Collected data entries:
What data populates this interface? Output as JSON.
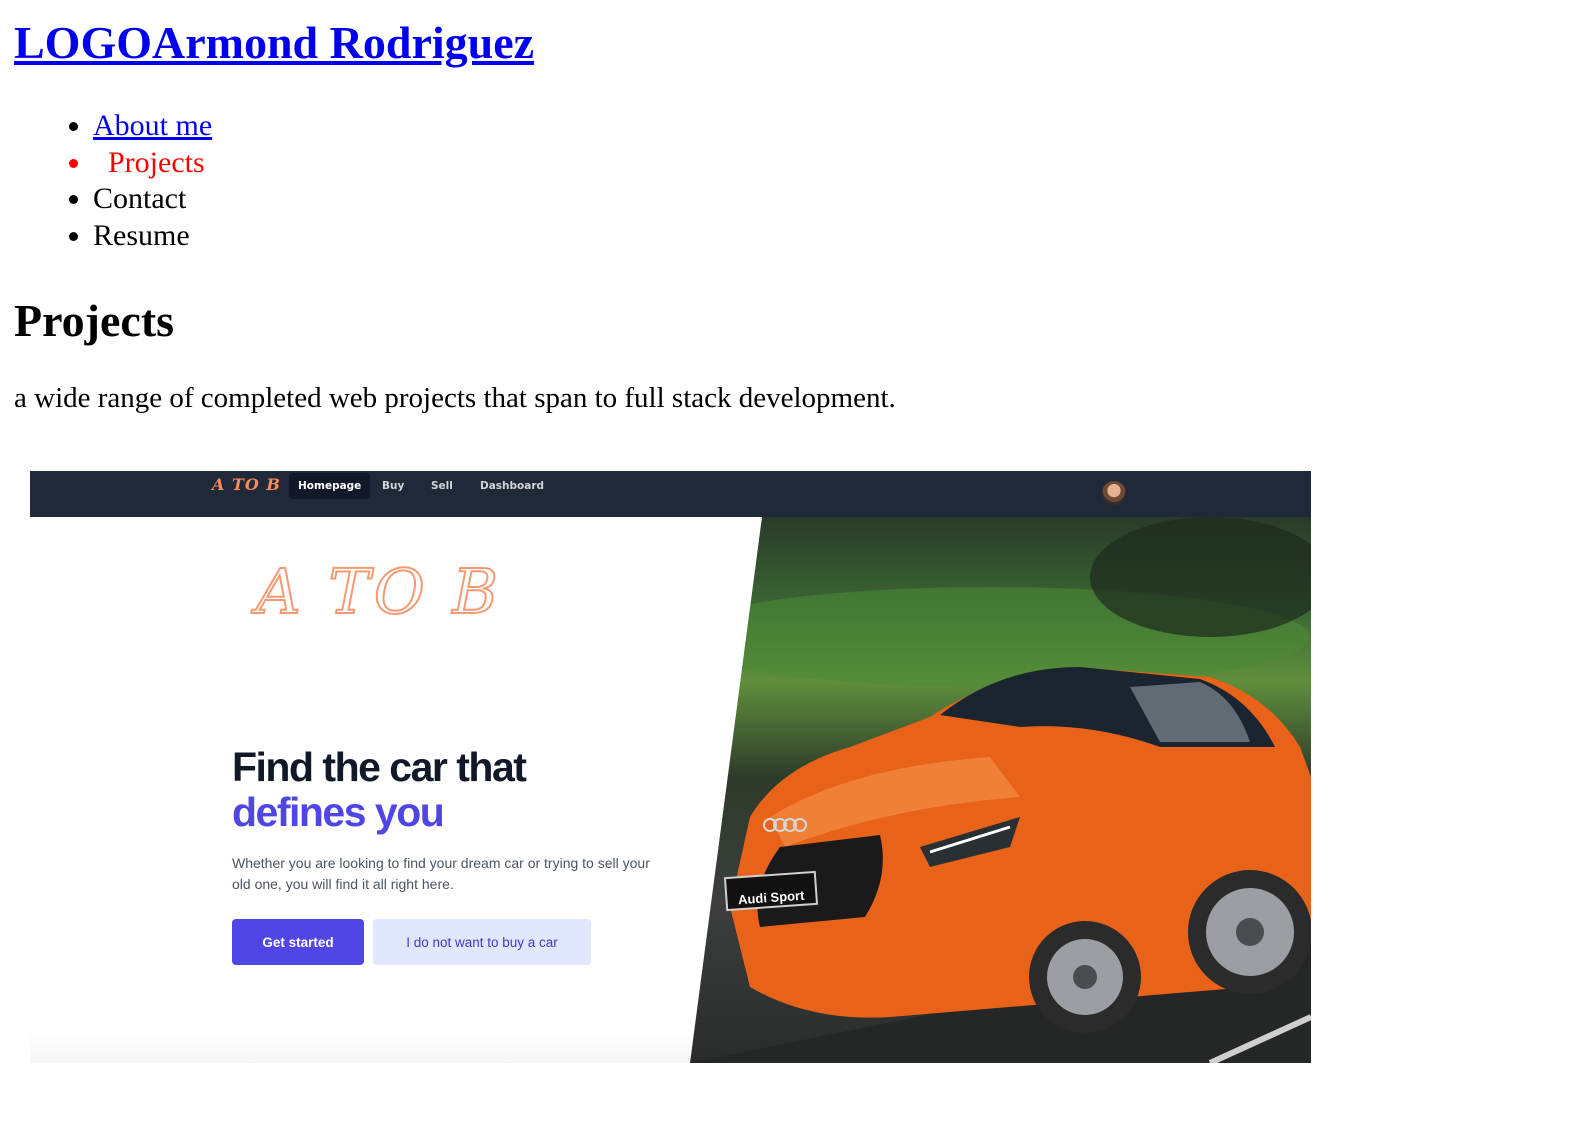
{
  "header": {
    "title": "LOGOArmond Rodriguez"
  },
  "nav": {
    "items": [
      {
        "label": "About me"
      },
      {
        "label": "Projects"
      },
      {
        "label": "Contact"
      },
      {
        "label": "Resume"
      }
    ]
  },
  "projects": {
    "heading": "Projects",
    "description": "a wide range of completed web projects that span to full stack development."
  },
  "project_screenshot": {
    "brand": "A TO B",
    "nav_items": [
      "Homepage",
      "Buy",
      "Sell",
      "Dashboard"
    ],
    "hero_logo": "A TO B",
    "headline": "Find the car that",
    "headline_accent": "defines you",
    "subtitle": "Whether you are looking to find your dream car or trying to sell your old one, you will find it all right here.",
    "primary_button": "Get started",
    "secondary_button": "I do not want to buy a car",
    "plate_text": "Audi Sport"
  },
  "colors": {
    "link": "#0000ee",
    "active_nav": "#ff0000",
    "shot_nav_bg": "#1f2937",
    "accent": "#4f46e5",
    "car": "#e8621a"
  }
}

- [Problem statement]:
Quote the records above in full, dropping each picture.

- [Completed task]:
What data populates this interface? Output as JSON.
{
  "header": {
    "title": "LOGOArmond Rodriguez"
  },
  "nav": {
    "items": [
      {
        "label": "About me"
      },
      {
        "label": "Projects"
      },
      {
        "label": "Contact"
      },
      {
        "label": "Resume"
      }
    ]
  },
  "projects": {
    "heading": "Projects",
    "description": "a wide range of completed web projects that span to full stack development."
  },
  "project_screenshot": {
    "brand": "A TO B",
    "nav_items": [
      "Homepage",
      "Buy",
      "Sell",
      "Dashboard"
    ],
    "hero_logo": "A TO B",
    "headline": "Find the car that",
    "headline_accent": "defines you",
    "subtitle": "Whether you are looking to find your dream car or trying to sell your old one, you will find it all right here.",
    "primary_button": "Get started",
    "secondary_button": "I do not want to buy a car",
    "plate_text": "Audi Sport"
  },
  "colors": {
    "link": "#0000ee",
    "active_nav": "#ff0000",
    "shot_nav_bg": "#1f2937",
    "accent": "#4f46e5",
    "car": "#e8621a"
  }
}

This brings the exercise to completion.